Stored records:
* * * * * * * * *

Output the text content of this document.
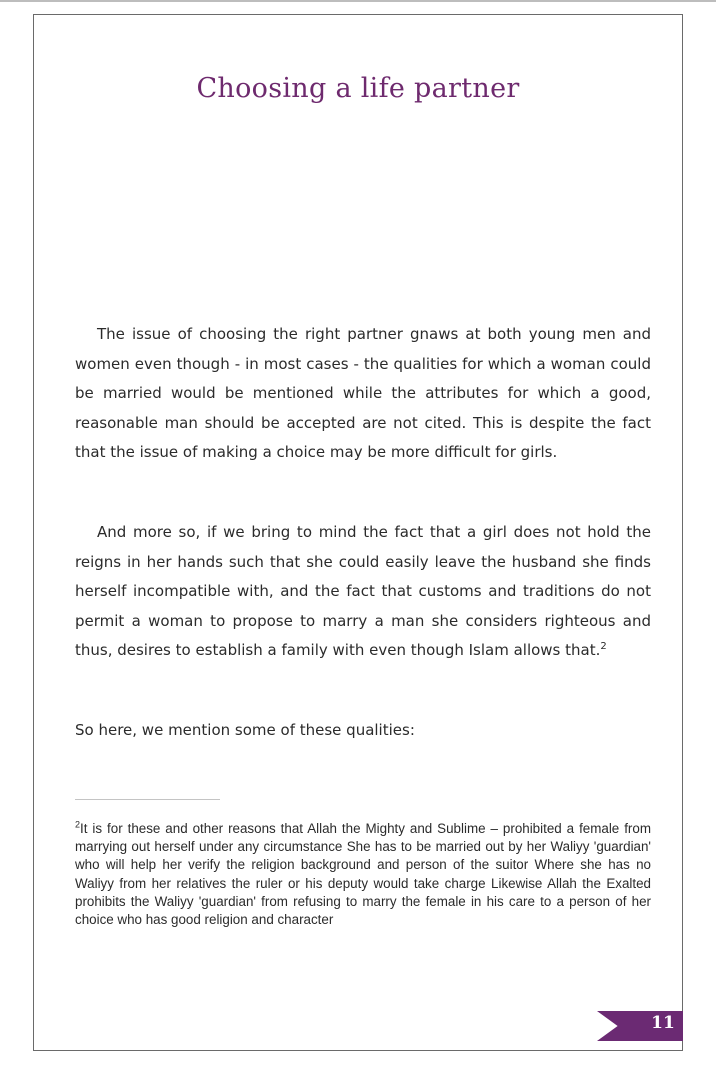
Choosing a life partner

The issue of choosing the right partner gnaws at both young men and women even though - in most cases - the qualities for which a woman could be married would be mentioned while the attributes for which a good, reasonable man should be accepted are not cited. This is despite the fact that the issue of making a choice may be more difficult for girls.

And more so, if we bring to mind the fact that a girl does not hold the reigns in her hands such that she could easily leave the husband she finds herself incompatible with, and the fact that customs and traditions do not permit a woman to propose to marry a man she considers righteous and thus, desires to establish a family with even though Islam allows that.$^2$

So here, we mention some of these qualities:

$^2$It is for these and other reasons that Allah the Mighty and Sublime – prohibited a female from marrying out herself under any circumstance She has to be married out by her Waliyy 'guardian' who will help her verify the religion background and person of the suitor Where she has no Waliyy from her relatives the ruler or his deputy would take charge Likewise Allah the Exalted prohibits the Waliyy 'guardian' from refusing to marry the female in his care to a person of her choice who has good religion and character

11
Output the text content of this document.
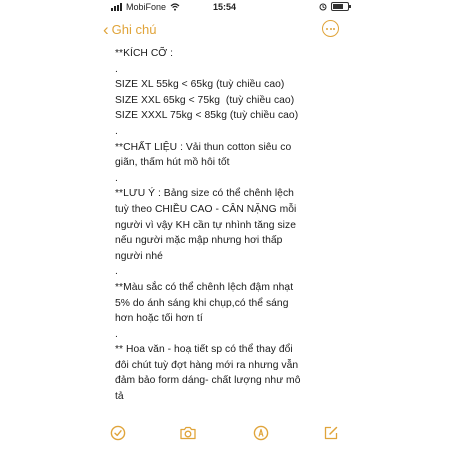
MobiFone	15:54
‹ Ghi chú
**KÍCH CỠ :
.
SIZE XL 55kg < 65kg (tuỳ chiều cao)
SIZE XXL 65kg < 75kg  (tuỳ chiều cao)
SIZE XXXL 75kg < 85kg (tuỳ chiều cao)
.
**CHẤT LIỆU : Vải thun cotton siêu co
giãn, thấm hút mồ hôi tốt
.
**LƯU Ý : Bảng size có thể chênh lệch
tuỳ theo CHIỀU CAO - CÂN NẶNG mỗi
người vì vậy KH cần tự nhình tăng size
nếu người mặc mập nhưng hơi thấp
người nhé
.
**Màu sắc có thể chênh lệch đậm nhạt
5% do ánh sáng khi chụp,có thể sáng
hơn hoặc tối hơn tí
.
** Hoa văn - hoạ tiết sp có thể thay đổi
đôi chút tuỳ đợt hàng mới ra nhưng vẫn
đảm bảo form dáng- chất lượng như mô
tả
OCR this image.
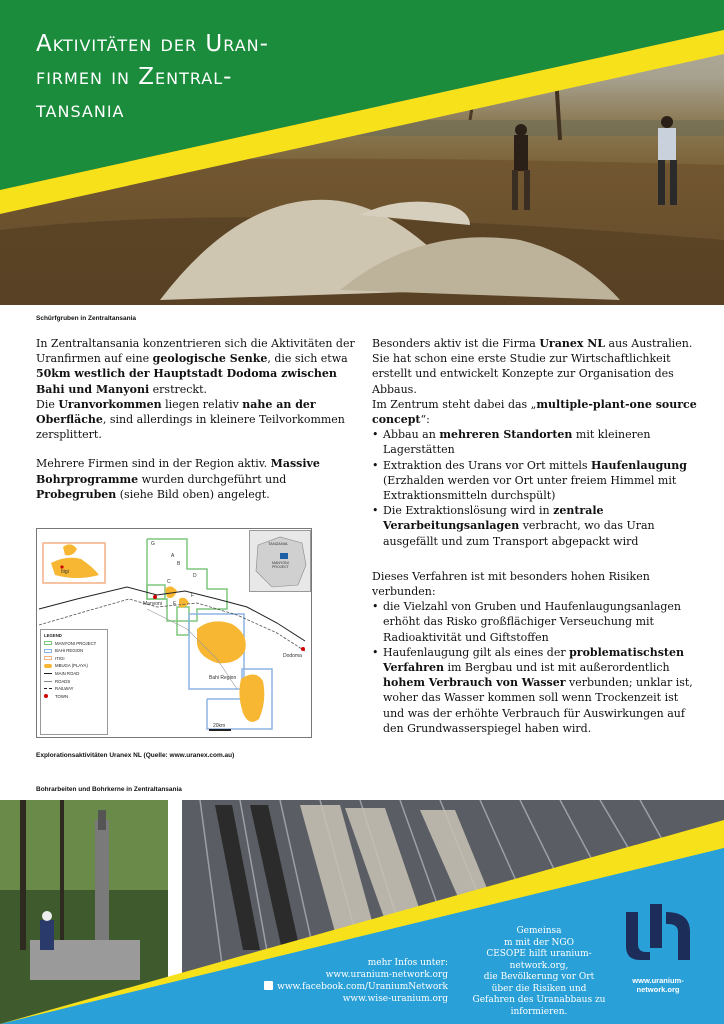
Aktivitäten der Uran-
firmen in Zentral-
tansania
Schürfgruben in Zentraltansania

In Zentraltansania konzentrieren sich die Aktivitäten der Uranfirmen auf eine geologische Senke, die sich etwa 50km westlich der Hauptstadt Dodoma zwischen Bahi und Manyoni erstreckt.

Die Uranvorkommen liegen relativ nahe an der Oberfläche, sind allerdings in kleinere Teilvorkommen zersplittert.

Mehrere Firmen sind in der Region aktiv. Massive Bohrprogramme wurden durchgeführt und Probegruben (siehe Bild oben) angelegt.

Itigi
Manyoni
Bahi Region
Dodoma
G
A
B
C
D
E
F
20km
TANZANIA
MANYONI PROJECT
LEGEND
MANYONI PROJECT
BAHI REGION
ITIGI
MBUGA (PLAYA)
MAIN ROAD
ROADS
RAILWAY
TOWN
Explorationsaktivitäten Uranex NL (Quelle: www.uranex.com.au)
Bohrarbeiten und Bohrkerne in Zentraltansania

Besonders aktiv ist die Firma Uranex NL aus Australien. Sie hat schon eine erste Studie zur Wirtschaftlichkeit erstellt und entwickelt Konzepte zur Organisation des Abbaus.

Im Zentrum steht dabei das „multiple-plant-one source concept“:

• Abbau an mehreren Standorten mit kleineren Lagerstätten
• Extraktion des Urans vor Ort mittels Haufenlaugung (Erzhalden werden vor Ort unter freiem Himmel mit Extraktionsmitteln durchspült)
• Die Extraktionslösung wird in zentrale Verarbeitungsanlagen verbracht, wo das Uran ausgefällt und zum Transport abgepackt wird

Dieses Verfahren ist mit besonders hohen Risiken verbunden:

• die Vielzahl von Gruben und Haufenlaugungsanlagen erhöht das Risko großflächiger Verseuchung mit Radioaktivität und Giftstoffen
• Haufenlaugung gilt als eines der problematischsten Verfahren im Bergbau und ist mit außerordentlich hohem Verbrauch von Wasser verbunden; unklar ist, woher das Wasser kommen soll wenn Trockenzeit ist und was der erhöhte Verbrauch für Auswirkungen auf den Grundwasserspiegel haben wird.
mehr Infos unter:
www.uranium-network.org
www.facebook.com/UraniumNetwork
www.wise-uranium.org
Gemeinsa
m mit der NGO
CESOPE hilft uranium-
network.org,
die Bevölkerung vor Ort
über die Risiken und
Gefahren des Uranabbaus zu
informieren.
www.uranium-
network.org
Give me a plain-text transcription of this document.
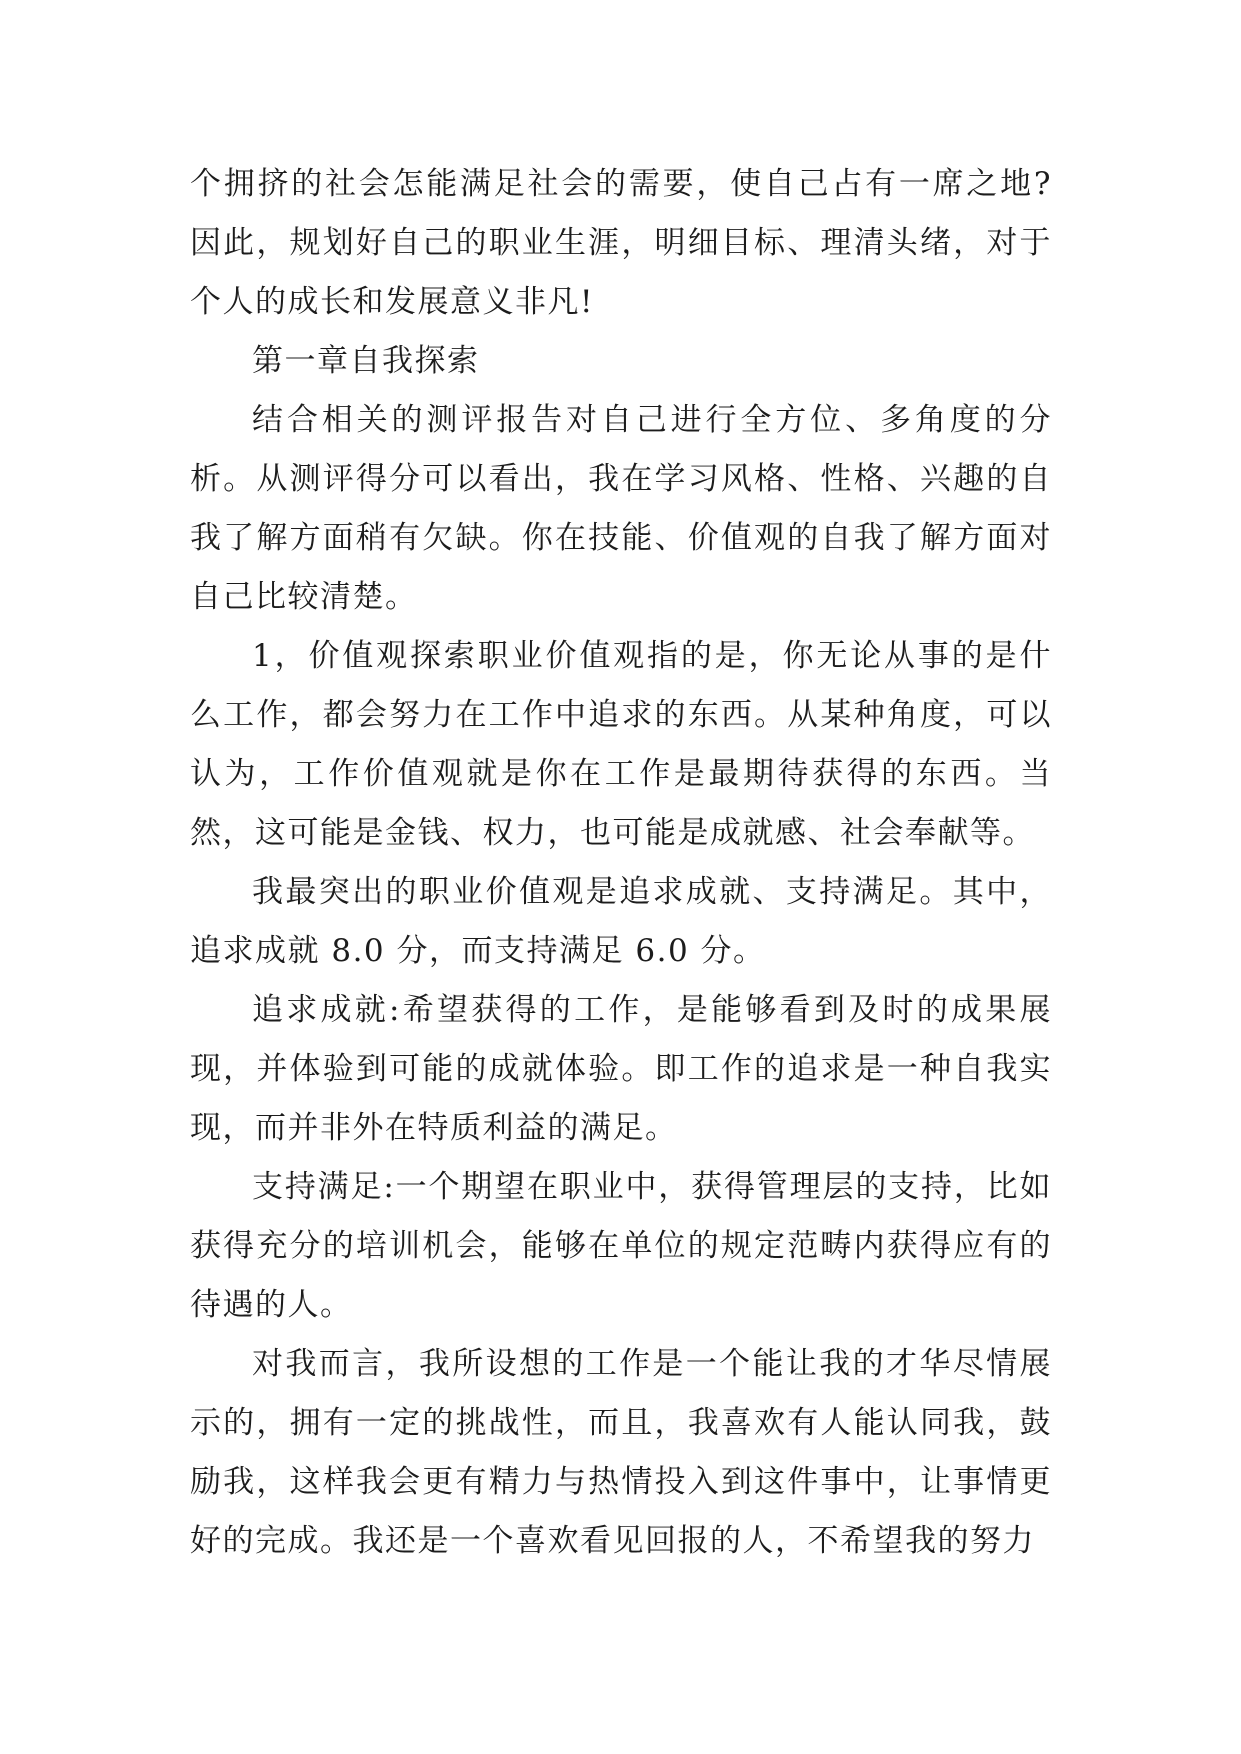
个拥挤的社会怎能满足社会的需要，使自己占有一席之地?因此，规划好自己的职业生涯，明细目标、理清头绪，对于个人的成长和发展意义非凡!

第一章自我探索

结合相关的测评报告对自己进行全方位、多角度的分析。从测评得分可以看出，我在学习风格、性格、兴趣的自我了解方面稍有欠缺。你在技能、价值观的自我了解方面对自己比较清楚。

1，价值观探索职业价值观指的是，你无论从事的是什么工作，都会努力在工作中追求的东西。从某种角度，可以认为，工作价值观就是你在工作是最期待获得的东西。当然，这可能是金钱、权力，也可能是成就感、社会奉献等。

我最突出的职业价值观是追求成就、支持满足。其中，追求成就 8.0 分，而支持满足 6.0 分。

追求成就:希望获得的工作，是能够看到及时的成果展现，并体验到可能的成就体验。即工作的追求是一种自我实现，而并非外在特质利益的满足。

支持满足:一个期望在职业中，获得管理层的支持，比如获得充分的培训机会，能够在单位的规定范畴内获得应有的待遇的人。

对我而言，我所设想的工作是一个能让我的才华尽情展示的，拥有一定的挑战性，而且，我喜欢有人能认同我，鼓励我，这样我会更有精力与热情投入到这件事中，让事情更好的完成。我还是一个喜欢看见回报的人，不希望我的努力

* * * * * * * * *

> What you need to do
Identify which lines contain the word "unter" and copy each one.

> Answer to the problem
• Extraktion des Urans vor Ort mittels Haufenlaugung (Erzhalden werden vor Ort unter freiem Himmel mit Extraktionsmitteln durchspült)
mehr Infos unter:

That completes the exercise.